**WHAT IS ASKED**
Locate the string "work" in the records below. Copy every line where it occurs.

**STORED RECORDS**
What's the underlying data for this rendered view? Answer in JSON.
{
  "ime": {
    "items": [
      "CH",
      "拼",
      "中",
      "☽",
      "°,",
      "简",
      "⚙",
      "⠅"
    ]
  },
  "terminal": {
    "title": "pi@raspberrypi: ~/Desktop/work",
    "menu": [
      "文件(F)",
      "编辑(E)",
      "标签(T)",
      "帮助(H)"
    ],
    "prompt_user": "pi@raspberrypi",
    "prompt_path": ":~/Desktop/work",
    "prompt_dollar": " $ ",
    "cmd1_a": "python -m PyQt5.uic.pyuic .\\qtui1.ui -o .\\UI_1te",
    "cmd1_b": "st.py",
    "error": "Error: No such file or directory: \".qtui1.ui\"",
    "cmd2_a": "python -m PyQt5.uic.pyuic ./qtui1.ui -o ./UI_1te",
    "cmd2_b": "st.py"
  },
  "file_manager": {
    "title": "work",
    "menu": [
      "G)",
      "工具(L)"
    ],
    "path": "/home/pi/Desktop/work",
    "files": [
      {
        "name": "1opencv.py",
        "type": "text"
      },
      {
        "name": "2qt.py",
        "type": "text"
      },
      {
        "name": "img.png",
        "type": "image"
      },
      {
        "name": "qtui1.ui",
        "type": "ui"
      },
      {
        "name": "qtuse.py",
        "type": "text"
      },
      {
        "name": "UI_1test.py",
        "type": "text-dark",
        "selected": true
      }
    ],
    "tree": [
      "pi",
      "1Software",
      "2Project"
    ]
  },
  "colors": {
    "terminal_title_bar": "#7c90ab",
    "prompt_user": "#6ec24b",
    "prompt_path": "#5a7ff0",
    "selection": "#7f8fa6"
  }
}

**RESPONSE TO THE TASK**
    "title": "pi@raspberrypi: ~/Desktop/work",
    "prompt_path": ":~/Desktop/work",
    "title": "work",
    "path": "/home/pi/Desktop/work",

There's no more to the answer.